What the task requires -
Isolate every line in the records below with "организаций" in it.

Collected data entries:

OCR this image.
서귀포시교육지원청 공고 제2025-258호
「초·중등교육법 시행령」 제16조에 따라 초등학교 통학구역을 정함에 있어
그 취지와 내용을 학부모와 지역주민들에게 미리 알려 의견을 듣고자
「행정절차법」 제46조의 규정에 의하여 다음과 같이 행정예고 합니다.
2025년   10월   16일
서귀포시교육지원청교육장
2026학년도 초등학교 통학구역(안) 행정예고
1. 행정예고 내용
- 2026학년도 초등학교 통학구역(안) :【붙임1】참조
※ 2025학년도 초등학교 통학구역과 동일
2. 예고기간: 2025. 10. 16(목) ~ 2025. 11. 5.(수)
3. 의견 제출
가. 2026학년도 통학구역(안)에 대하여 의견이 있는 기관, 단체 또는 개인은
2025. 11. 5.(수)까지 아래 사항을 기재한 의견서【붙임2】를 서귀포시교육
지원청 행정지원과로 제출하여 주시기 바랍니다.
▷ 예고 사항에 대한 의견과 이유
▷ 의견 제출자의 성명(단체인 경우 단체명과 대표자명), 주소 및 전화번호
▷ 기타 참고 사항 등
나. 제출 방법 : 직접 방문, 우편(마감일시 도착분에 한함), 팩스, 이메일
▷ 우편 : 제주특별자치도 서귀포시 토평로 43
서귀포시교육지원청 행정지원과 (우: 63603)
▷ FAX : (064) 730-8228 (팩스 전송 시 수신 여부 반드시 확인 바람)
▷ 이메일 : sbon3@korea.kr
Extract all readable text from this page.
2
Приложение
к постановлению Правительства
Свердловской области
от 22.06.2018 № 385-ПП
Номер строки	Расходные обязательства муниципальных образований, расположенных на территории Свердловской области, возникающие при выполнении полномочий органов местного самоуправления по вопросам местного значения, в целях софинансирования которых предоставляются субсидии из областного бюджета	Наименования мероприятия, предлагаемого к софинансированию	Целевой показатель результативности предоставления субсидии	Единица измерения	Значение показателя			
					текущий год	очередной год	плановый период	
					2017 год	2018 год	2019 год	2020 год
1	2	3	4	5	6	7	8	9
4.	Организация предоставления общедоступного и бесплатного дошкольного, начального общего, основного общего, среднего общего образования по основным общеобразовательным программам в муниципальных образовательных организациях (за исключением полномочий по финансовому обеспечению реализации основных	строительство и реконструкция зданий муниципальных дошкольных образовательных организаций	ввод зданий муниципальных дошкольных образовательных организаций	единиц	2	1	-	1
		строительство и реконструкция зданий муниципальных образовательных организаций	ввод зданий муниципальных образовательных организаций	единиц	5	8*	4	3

Exercise response -
4.	Организация предоставления общедоступного и бесплатного дошкольного, начального общего, основного общего, среднего общего образования по основным общеобразовательным программам в муниципальных образовательных организациях (за исключением полномочий по финансовому обеспечению реализации основных	строительство и реконструкция зданий муниципальных дошкольных образовательных организаций	ввод зданий муниципальных дошкольных образовательных организаций	единиц	2	1	-	1
		строительство и реконструкция зданий муниципальных образовательных организаций	ввод зданий муниципальных образовательных организаций	единиц	5	8*	4	3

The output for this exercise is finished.